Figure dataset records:
◆ ◆ ◆ ◆ ◆ ◆ ◆

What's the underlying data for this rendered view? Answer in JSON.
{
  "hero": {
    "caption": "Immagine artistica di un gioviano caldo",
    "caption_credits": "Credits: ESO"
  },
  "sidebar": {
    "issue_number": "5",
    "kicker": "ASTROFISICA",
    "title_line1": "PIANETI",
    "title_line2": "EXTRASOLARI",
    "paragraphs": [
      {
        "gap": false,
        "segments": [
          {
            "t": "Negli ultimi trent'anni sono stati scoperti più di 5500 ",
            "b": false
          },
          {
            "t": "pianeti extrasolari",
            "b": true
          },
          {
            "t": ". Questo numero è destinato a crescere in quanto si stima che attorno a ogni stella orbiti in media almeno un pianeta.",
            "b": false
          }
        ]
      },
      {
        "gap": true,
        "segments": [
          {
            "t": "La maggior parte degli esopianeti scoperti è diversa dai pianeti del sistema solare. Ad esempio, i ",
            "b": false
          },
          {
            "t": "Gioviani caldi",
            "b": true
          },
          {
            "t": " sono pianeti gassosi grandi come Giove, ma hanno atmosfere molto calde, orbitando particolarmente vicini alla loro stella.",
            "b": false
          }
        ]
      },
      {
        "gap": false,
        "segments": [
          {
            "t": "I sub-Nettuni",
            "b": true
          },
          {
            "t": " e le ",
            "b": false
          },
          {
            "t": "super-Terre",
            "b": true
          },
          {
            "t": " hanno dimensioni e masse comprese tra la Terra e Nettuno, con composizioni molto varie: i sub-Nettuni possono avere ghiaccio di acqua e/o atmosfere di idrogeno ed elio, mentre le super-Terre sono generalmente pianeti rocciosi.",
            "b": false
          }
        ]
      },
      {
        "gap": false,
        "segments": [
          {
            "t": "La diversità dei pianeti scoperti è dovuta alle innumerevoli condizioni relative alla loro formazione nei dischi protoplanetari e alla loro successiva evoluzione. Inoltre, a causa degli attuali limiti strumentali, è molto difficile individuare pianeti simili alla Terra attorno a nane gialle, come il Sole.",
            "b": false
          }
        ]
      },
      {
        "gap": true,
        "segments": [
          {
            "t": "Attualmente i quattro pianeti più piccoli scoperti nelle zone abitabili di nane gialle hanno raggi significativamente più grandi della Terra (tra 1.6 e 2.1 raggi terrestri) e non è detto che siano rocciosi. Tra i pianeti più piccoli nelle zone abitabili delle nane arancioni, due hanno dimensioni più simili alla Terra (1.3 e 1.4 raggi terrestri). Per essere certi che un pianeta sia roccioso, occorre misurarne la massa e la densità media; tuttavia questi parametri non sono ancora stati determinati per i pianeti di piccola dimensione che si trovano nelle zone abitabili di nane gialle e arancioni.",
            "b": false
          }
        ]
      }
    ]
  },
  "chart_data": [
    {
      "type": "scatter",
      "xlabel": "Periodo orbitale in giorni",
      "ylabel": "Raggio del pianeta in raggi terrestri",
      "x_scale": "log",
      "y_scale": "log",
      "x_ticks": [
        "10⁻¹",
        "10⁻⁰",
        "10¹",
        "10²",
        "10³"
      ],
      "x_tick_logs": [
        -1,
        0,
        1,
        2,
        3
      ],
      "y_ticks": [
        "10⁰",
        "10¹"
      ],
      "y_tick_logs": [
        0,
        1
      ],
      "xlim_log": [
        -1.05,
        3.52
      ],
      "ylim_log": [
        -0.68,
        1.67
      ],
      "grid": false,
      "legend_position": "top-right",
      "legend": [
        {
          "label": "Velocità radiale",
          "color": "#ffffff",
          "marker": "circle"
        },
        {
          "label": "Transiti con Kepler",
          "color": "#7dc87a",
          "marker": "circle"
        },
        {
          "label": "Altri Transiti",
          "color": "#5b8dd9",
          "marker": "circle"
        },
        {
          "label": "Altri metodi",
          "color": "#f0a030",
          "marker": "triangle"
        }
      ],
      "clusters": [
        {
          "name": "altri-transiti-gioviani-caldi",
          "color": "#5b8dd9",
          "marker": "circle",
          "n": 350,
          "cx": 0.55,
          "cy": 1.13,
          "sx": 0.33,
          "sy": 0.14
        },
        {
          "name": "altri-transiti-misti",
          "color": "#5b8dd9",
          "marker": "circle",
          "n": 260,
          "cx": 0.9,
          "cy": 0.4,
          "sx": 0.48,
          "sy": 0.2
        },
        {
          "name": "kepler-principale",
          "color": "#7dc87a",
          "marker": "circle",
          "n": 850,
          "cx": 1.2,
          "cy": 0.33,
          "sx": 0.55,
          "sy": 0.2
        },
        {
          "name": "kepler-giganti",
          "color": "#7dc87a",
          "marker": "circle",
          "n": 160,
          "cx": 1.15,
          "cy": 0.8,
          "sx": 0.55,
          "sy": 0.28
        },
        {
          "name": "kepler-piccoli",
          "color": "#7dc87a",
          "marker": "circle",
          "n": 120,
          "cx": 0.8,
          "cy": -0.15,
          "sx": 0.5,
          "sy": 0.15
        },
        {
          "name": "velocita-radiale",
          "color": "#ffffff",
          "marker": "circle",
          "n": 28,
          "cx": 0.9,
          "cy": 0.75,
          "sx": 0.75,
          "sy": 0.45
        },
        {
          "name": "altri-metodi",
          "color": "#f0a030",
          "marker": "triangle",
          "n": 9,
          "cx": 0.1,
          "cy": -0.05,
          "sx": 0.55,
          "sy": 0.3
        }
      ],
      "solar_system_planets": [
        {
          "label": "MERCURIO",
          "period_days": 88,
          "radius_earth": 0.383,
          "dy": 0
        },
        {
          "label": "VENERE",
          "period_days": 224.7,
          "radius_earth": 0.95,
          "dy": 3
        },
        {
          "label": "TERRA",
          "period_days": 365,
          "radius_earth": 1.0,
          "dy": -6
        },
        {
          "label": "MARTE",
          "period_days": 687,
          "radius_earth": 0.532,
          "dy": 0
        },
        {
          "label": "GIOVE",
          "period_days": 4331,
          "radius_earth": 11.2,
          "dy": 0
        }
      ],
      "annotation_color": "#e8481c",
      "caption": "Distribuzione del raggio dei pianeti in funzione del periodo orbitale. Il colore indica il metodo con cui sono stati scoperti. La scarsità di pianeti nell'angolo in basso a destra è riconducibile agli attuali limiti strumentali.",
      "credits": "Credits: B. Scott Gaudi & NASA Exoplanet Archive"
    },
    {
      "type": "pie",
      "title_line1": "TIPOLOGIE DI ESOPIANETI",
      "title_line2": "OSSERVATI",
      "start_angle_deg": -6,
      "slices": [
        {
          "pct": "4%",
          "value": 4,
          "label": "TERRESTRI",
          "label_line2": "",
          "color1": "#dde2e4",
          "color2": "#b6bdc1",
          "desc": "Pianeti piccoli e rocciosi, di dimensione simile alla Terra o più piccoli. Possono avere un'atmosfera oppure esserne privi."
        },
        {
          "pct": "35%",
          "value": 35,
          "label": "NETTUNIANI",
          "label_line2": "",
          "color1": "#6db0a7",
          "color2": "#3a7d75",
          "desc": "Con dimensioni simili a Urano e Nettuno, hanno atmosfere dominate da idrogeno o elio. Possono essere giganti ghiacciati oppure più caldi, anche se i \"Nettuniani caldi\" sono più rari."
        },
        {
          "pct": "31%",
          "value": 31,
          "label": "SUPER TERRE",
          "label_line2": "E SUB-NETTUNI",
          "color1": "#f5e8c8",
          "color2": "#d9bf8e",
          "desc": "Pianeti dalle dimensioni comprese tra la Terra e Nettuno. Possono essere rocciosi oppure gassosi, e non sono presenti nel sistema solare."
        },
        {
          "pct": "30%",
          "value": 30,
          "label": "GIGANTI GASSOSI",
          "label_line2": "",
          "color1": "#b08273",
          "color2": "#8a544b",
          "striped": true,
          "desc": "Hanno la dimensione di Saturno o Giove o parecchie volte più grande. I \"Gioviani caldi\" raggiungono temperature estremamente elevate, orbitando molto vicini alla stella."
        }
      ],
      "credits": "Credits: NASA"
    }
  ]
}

◆ ◆ ◆ ◆ ◆ ◆ ◆

[Problem to solve]
Check each line of the records for the word "metodi", and show the lines that contain it.

[Result for this exercise]
          "label": "Altri metodi",
          "name": "altri-metodi",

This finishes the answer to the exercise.